STATED GOAL
Send back the entries below exactly as they appear.
_ _ _ _ _ _ _
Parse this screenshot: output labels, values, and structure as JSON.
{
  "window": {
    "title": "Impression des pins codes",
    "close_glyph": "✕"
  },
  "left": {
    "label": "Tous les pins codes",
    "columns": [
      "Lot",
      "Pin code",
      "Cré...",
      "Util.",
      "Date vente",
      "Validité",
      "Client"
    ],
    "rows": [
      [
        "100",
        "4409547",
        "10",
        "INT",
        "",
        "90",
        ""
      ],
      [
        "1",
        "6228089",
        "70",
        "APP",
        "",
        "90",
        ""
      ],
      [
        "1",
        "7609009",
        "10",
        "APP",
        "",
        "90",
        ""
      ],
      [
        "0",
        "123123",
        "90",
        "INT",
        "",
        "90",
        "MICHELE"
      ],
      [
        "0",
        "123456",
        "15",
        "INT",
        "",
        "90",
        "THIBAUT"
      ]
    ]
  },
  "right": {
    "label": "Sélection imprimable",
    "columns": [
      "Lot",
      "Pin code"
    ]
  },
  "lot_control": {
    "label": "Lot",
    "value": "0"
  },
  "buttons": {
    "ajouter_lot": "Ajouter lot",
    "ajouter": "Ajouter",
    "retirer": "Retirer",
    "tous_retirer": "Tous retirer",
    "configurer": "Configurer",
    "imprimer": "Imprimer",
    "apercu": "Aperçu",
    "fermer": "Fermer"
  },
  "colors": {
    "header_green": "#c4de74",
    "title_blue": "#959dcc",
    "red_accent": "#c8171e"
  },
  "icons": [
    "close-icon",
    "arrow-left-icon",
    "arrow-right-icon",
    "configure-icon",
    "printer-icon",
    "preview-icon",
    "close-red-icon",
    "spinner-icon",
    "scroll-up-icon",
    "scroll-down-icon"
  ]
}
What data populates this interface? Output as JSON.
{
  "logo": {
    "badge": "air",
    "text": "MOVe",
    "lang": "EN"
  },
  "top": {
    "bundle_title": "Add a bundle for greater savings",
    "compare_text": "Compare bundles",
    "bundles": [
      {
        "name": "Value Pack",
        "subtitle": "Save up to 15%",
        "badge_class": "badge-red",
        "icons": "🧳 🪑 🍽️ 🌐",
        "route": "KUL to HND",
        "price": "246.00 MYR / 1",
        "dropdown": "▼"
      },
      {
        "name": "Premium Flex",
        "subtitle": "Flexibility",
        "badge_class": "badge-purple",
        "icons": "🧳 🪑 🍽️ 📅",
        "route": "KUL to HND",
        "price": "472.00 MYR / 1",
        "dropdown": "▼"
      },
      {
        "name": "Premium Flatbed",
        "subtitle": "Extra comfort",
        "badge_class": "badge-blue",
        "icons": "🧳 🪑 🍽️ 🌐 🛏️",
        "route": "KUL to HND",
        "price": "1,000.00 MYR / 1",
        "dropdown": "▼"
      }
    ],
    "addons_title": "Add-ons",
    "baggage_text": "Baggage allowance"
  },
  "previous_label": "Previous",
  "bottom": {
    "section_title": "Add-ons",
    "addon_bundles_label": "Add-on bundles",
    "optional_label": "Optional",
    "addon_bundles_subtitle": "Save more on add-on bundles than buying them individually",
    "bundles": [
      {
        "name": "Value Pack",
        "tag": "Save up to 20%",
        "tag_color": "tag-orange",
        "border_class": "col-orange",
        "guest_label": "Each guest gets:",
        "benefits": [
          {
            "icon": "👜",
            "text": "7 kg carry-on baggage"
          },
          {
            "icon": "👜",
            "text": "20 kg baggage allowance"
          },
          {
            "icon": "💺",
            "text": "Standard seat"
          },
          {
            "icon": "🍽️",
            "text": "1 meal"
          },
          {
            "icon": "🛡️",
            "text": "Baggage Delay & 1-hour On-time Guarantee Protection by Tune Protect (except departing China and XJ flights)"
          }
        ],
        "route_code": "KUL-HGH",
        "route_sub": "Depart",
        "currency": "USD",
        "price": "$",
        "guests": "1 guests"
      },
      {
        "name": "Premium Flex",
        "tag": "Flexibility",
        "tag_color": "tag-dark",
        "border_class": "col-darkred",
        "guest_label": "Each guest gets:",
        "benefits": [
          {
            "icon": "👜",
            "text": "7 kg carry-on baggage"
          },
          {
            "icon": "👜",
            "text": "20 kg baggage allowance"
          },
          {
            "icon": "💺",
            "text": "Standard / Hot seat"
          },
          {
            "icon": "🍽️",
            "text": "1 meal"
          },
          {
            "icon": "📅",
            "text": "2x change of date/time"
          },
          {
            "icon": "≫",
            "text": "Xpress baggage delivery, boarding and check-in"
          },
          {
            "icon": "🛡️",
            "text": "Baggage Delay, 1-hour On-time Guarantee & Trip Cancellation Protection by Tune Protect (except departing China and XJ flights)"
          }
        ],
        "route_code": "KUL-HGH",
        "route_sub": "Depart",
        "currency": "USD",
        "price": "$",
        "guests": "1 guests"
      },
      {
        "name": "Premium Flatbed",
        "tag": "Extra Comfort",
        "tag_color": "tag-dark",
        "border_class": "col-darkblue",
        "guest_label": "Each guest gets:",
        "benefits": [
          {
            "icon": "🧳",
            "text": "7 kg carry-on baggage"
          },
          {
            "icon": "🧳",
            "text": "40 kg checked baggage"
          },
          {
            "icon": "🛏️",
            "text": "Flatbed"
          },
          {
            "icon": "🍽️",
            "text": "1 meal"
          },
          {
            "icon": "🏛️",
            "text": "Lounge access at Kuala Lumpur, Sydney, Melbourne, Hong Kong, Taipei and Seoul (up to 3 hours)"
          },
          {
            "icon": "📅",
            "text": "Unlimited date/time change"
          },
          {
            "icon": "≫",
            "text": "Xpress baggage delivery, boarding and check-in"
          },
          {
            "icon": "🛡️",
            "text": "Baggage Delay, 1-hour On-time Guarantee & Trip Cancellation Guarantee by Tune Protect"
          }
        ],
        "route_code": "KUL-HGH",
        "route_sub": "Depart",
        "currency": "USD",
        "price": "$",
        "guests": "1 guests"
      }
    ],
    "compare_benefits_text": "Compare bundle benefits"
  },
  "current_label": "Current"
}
_ _ _ _ _ _ _
COMPLETE ANSWER
Parse this screenshot: output labels, values, and structure as JSON.
{
  "window": {
    "title": "Impression des pins codes",
    "close_glyph": "✕"
  },
  "left": {
    "label": "Tous les pins codes",
    "columns": [
      "Lot",
      "Pin code",
      "Cré...",
      "Util.",
      "Date vente",
      "Validité",
      "Client"
    ],
    "rows": [
      [
        "100",
        "4409547",
        "10",
        "INT",
        "",
        "90",
        ""
      ],
      [
        "1",
        "6228089",
        "70",
        "APP",
        "",
        "90",
        ""
      ],
      [
        "1",
        "7609009",
        "10",
        "APP",
        "",
        "90",
        ""
      ],
      [
        "0",
        "123123",
        "90",
        "INT",
        "",
        "90",
        "MICHELE"
      ],
      [
        "0",
        "123456",
        "15",
        "INT",
        "",
        "90",
        "THIBAUT"
      ]
    ]
  },
  "right": {
    "label": "Sélection imprimable",
    "columns": [
      "Lot",
      "Pin code"
    ]
  },
  "lot_control": {
    "label": "Lot",
    "value": "0"
  },
  "buttons": {
    "ajouter_lot": "Ajouter lot",
    "ajouter": "Ajouter",
    "retirer": "Retirer",
    "tous_retirer": "Tous retirer",
    "configurer": "Configurer",
    "imprimer": "Imprimer",
    "apercu": "Aperçu",
    "fermer": "Fermer"
  },
  "colors": {
    "header_green": "#c4de74",
    "title_blue": "#959dcc",
    "red_accent": "#c8171e"
  },
  "icons": [
    "close-icon",
    "arrow-left-icon",
    "arrow-right-icon",
    "configure-icon",
    "printer-icon",
    "preview-icon",
    "close-red-icon",
    "spinner-icon",
    "scroll-up-icon",
    "scroll-down-icon"
  ]
}
What data populates this interface? Output as JSON.
{
  "logo": {
    "badge": "air",
    "text": "MOVe",
    "lang": "EN"
  },
  "top": {
    "bundle_title": "Add a bundle for greater savings",
    "compare_text": "Compare bundles",
    "bundles": [
      {
        "name": "Value Pack",
        "subtitle": "Save up to 15%",
        "badge_class": "badge-red",
        "icons": "🧳 🪑 🍽️ 🌐",
        "route": "KUL to HND",
        "price": "246.00 MYR / 1",
        "dropdown": "▼"
      },
      {
        "name": "Premium Flex",
        "subtitle": "Flexibility",
        "badge_class": "badge-purple",
        "icons": "🧳 🪑 🍽️ 📅",
        "route": "KUL to HND",
        "price": "472.00 MYR / 1",
        "dropdown": "▼"
      },
      {
        "name": "Premium Flatbed",
        "subtitle": "Extra comfort",
        "badge_class": "badge-blue",
        "icons": "🧳 🪑 🍽️ 🌐 🛏️",
        "route": "KUL to HND",
        "price": "1,000.00 MYR / 1",
        "dropdown": "▼"
      }
    ],
    "addons_title": "Add-ons",
    "baggage_text": "Baggage allowance"
  },
  "previous_label": "Previous",
  "bottom": {
    "section_title": "Add-ons",
    "addon_bundles_label": "Add-on bundles",
    "optional_label": "Optional",
    "addon_bundles_subtitle": "Save more on add-on bundles than buying them individually",
    "bundles": [
      {
        "name": "Value Pack",
        "tag": "Save up to 20%",
        "tag_color": "tag-orange",
        "border_class": "col-orange",
        "guest_label": "Each guest gets:",
        "benefits": [
          {
            "icon": "👜",
            "text": "7 kg carry-on baggage"
          },
          {
            "icon": "👜",
            "text": "20 kg baggage allowance"
          },
          {
            "icon": "💺",
            "text": "Standard seat"
          },
          {
            "icon": "🍽️",
            "text": "1 meal"
          },
          {
            "icon": "🛡️",
            "text": "Baggage Delay & 1-hour On-time Guarantee Protection by Tune Protect (except departing China and XJ flights)"
          }
        ],
        "route_code": "KUL-HGH",
        "route_sub": "Depart",
        "currency": "USD",
        "price": "$",
        "guests": "1 guests"
      },
      {
        "name": "Premium Flex",
        "tag": "Flexibility",
        "tag_color": "tag-dark",
        "border_class": "col-darkred",
        "guest_label": "Each guest gets:",
        "benefits": [
          {
            "icon": "👜",
            "text": "7 kg carry-on baggage"
          },
          {
            "icon": "👜",
            "text": "20 kg baggage allowance"
          },
          {
            "icon": "💺",
            "text": "Standard / Hot seat"
          },
          {
            "icon": "🍽️",
            "text": "1 meal"
          },
          {
            "icon": "📅",
            "text": "2x change of date/time"
          },
          {
            "icon": "≫",
            "text": "Xpress baggage delivery, boarding and check-in"
          },
          {
            "icon": "🛡️",
            "text": "Baggage Delay, 1-hour On-time Guarantee & Trip Cancellation Protection by Tune Protect (except departing China and XJ flights)"
          }
        ],
        "route_code": "KUL-HGH",
        "route_sub": "Depart",
        "currency": "USD",
        "price": "$",
        "guests": "1 guests"
      },
      {
        "name": "Premium Flatbed",
        "tag": "Extra Comfort",
        "tag_color": "tag-dark",
        "border_class": "col-darkblue",
        "guest_label": "Each guest gets:",
        "benefits": [
          {
            "icon": "🧳",
            "text": "7 kg carry-on baggage"
          },
          {
            "icon": "🧳",
            "text": "40 kg checked baggage"
          },
          {
            "icon": "🛏️",
            "text": "Flatbed"
          },
          {
            "icon": "🍽️",
            "text": "1 meal"
          },
          {
            "icon": "🏛️",
            "text": "Lounge access at Kuala Lumpur, Sydney, Melbourne, Hong Kong, Taipei and Seoul (up to 3 hours)"
          },
          {
            "icon": "📅",
            "text": "Unlimited date/time change"
          },
          {
            "icon": "≫",
            "text": "Xpress baggage delivery, boarding and check-in"
          },
          {
            "icon": "🛡️",
            "text": "Baggage Delay, 1-hour On-time Guarantee & Trip Cancellation Guarantee by Tune Protect"
          }
        ],
        "route_code": "KUL-HGH",
        "route_sub": "Depart",
        "currency": "USD",
        "price": "$",
        "guests": "1 guests"
      }
    ],
    "compare_benefits_text": "Compare bundle benefits"
  },
  "current_label": "Current"
}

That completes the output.